• **EXTRACTED DATA**
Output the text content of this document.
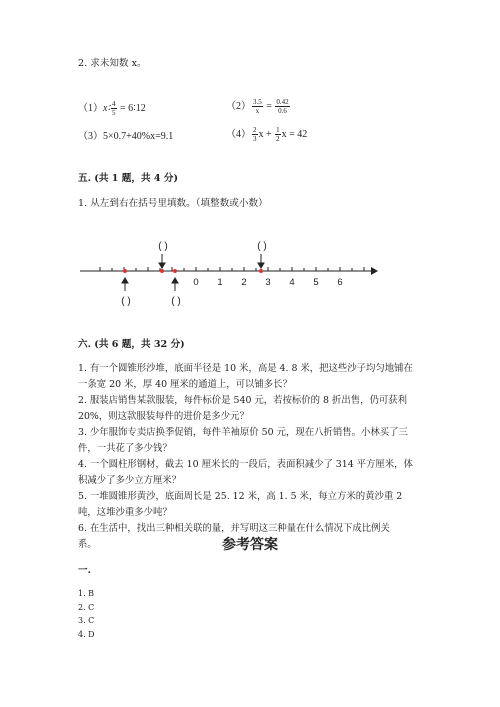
2. 求未知数 x。
（1）x∶ $\frac{4}{5}$ = 6∶12	$(2) \frac{3.5}{x} = \frac{0.42}{0.6}$
（3）5×0.7+40%x=9.1	$(4) \frac{2}{3}$ $x + \frac{1}{2}$ x = 42
五. (共 1 题，共 4 分)
1. 从左到右在括号里填数。（填整数或小数）
( )	( )
0 1 2 3 4 5 6
( )	( )
六. (共 6 题，共 32 分)
1. 有一个圆锥形沙堆，底面半径是 10 米，高是 4. 8 米，把这些沙子均匀地铺在
一条宽 20 米，厚 40 厘米的通道上，可以铺多长？
2. 服装店销售某款服装，每件标价是 540 元，若按标价的 8 折出售，仍可获利
20%，则这款服装每件的进价是多少元？
3. 少年服饰专卖店换季促销，每件羊袖原价 50 元，现在八折销售。小林买了三
件，一共花了多少钱？
4. 一个圆柱形钢材，截去 10 厘米长的一段后，表面积减少了 314 平方厘米，体
积减少了多少立方厘米？
5. 一堆圆锥形黄沙，底面周长是 25. 12 米，高 1. 5 米，每立方米的黄沙重 2
吨，这堆沙重多少吨？
6. 在生活中，找出三种相关联的量，并写明这三种量在什么情况下成比例关
系。	参考答案
一.
1. B
2. C
3. C
4. D
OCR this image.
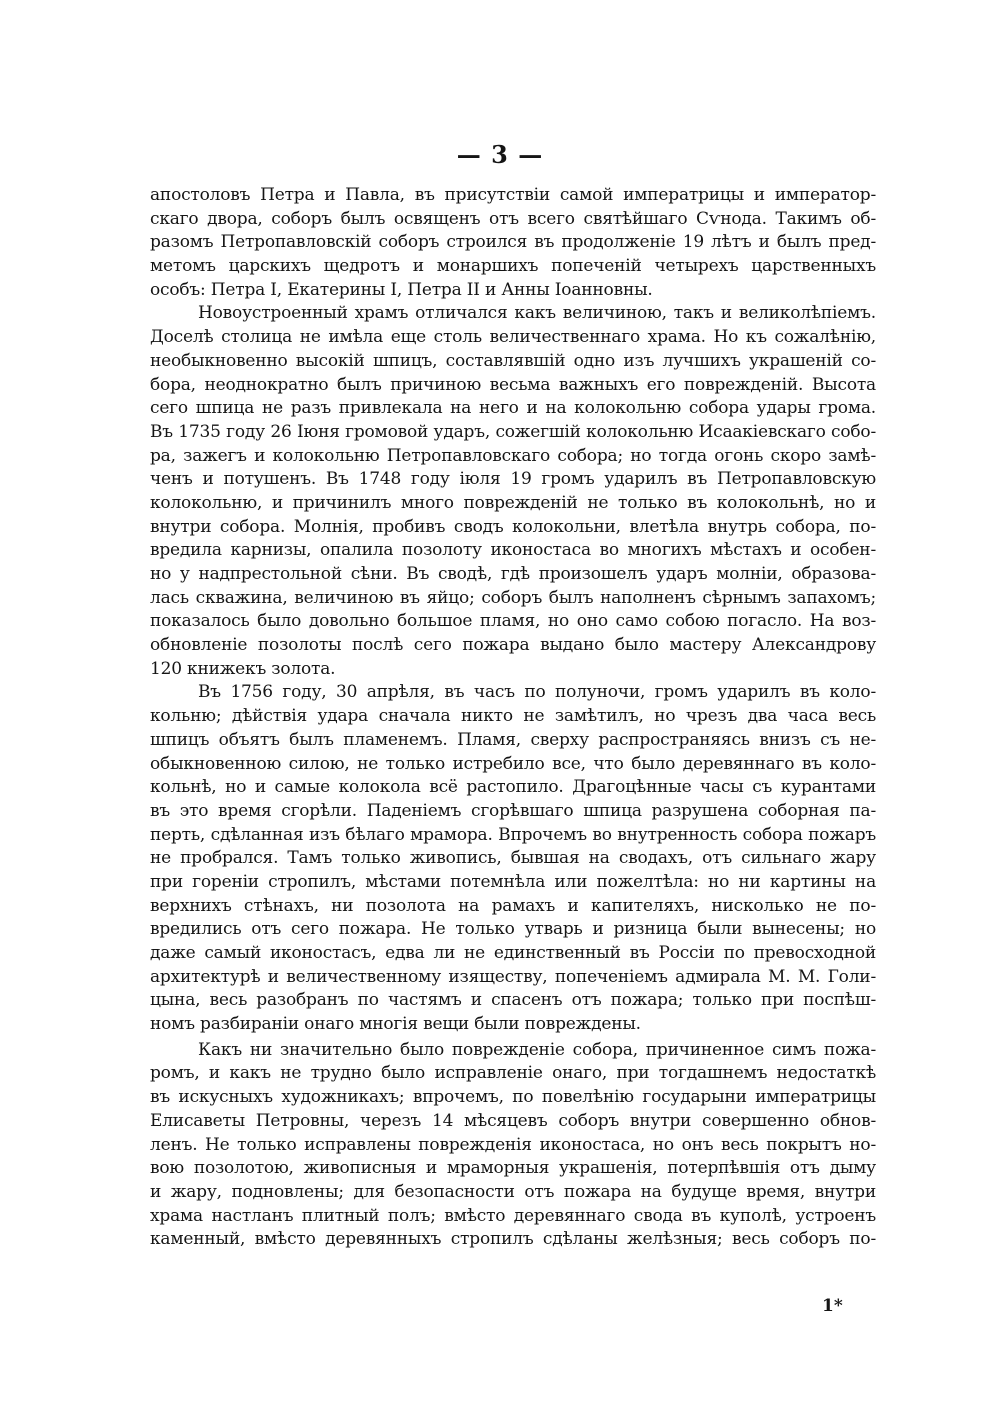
— 3 —
апостоловъ Петра и Павла, въ присутствіи самой императрицы и император-
скаго двора, соборъ былъ освященъ отъ всего святѣйшаго Сѵнода. Такимъ об-
разомъ Петропавловскій соборъ строился въ продолженіе 19 лѣтъ и былъ пред-
метомъ царскихъ щедротъ и монаршихъ попеченій четырехъ царственныхъ
особъ: Петра I, Екатерины I, Петра II и Анны Іоанновны.
Новоустроенный храмъ отличался какъ величиною, такъ и великолѣпіемъ.
Доселѣ столица не имѣла еще столь величественнаго храма. Но къ сожалѣнію,
необыкновенно высокій шпицъ, составлявшій одно изъ лучшихъ украшеній со-
бора, неоднократно былъ причиною весьма важныхъ его поврежденій. Высота
сего шпица не разъ привлекала на него и на колокольню собора удары грома.
Въ 1735 году 26 Іюня громовой ударъ, сожегшій колокольню Исаакіевскаго собо-
ра, зажегъ и колокольню Петропавловскаго собора; но тогда огонь скоро замѣ-
ченъ и потушенъ. Въ 1748 году іюля 19 громъ ударилъ въ Петропавловскую
колокольню, и причинилъ много поврежденій не только въ колокольнѣ, но и
внутри собора. Молнія, пробивъ сводъ колокольни, влетѣла внутрь собора, по-
вредила карнизы, опалила позолоту иконостаса во многихъ мѣстахъ и особен-
но у надпрестольной сѣни. Въ сводѣ, гдѣ произошелъ ударъ молніи, образова-
лась скважина, величиною въ яйцо; соборъ былъ наполненъ сѣрнымъ запахомъ;
показалось было довольно большое пламя, но оно само собою погасло. На воз-
обновленіе позолоты послѣ сего пожара выдано было мастеру Александрову
120 книжекъ золота.
Въ 1756 году, 30 апрѣля, въ часъ по полуночи, громъ ударилъ въ коло-
кольню; дѣйствія удара сначала никто не замѣтилъ, но чрезъ два часа весь
шпицъ объятъ былъ пламенемъ. Пламя, сверху распространяясь внизъ съ не-
обыкновенною силою, не только истребило все, что было деревяннаго въ коло-
кольнѣ, но и самые колокола всё растопило. Драгоцѣнные часы съ курантами
въ это время сгорѣли. Паденіемъ сгорѣвшаго шпица разрушена соборная па-
перть, сдѣланная изъ бѣлаго мрамора. Впрочемъ во внутренность собора пожаръ
не пробрался. Тамъ только живопись, бывшая на сводахъ, отъ сильнаго жару
при гореніи стропилъ, мѣстами потемнѣла или пожелтѣла: но ни картины на
верхнихъ стѣнахъ, ни позолота на рамахъ и капителяхъ, нисколько не по-
вредились отъ сего пожара. Не только утварь и ризница были вынесены; но
даже самый иконостасъ, едва ли не единственный въ Россіи по превосходной
архитектурѣ и величественному изяществу, попеченіемъ адмирала М. М. Голи-
цына, весь разобранъ по частямъ и спасенъ отъ пожара; только при поспѣш-
номъ разбираніи онаго многія вещи были повреждены.
Какъ ни значительно было поврежденіе собора, причиненное симъ пожа-
ромъ, и какъ не трудно было исправленіе онаго, при тогдашнемъ недостаткѣ
въ искусныхъ художникахъ; впрочемъ, по повелѣнію государыни императрицы
Елисаветы Петровны, черезъ 14 мѣсяцевъ соборъ внутри совершенно обнов-
ленъ. Не только исправлены поврежденія иконостаса, но онъ весь покрытъ но-
вою позолотою, живописныя и мраморныя украшенія, потерпѣвшія отъ дыму
и жару, подновлены; для безопасности отъ пожара на будуще время, внутри
храма настланъ плитный полъ; вмѣсто деревяннаго свода въ куполѣ, устроенъ
каменный, вмѣсто деревянныхъ стропилъ сдѣланы желѣзныя; весь соборъ по-
1*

• **WHAT IS EXPECTED**
Report every line in the data above in which the word "поврежденій" appears.

• **TASK SOLUTION**
бора, неоднократно былъ причиною весьма важныхъ его поврежденій. Высота
колокольню, и причинилъ много поврежденій не только въ колокольнѣ, но и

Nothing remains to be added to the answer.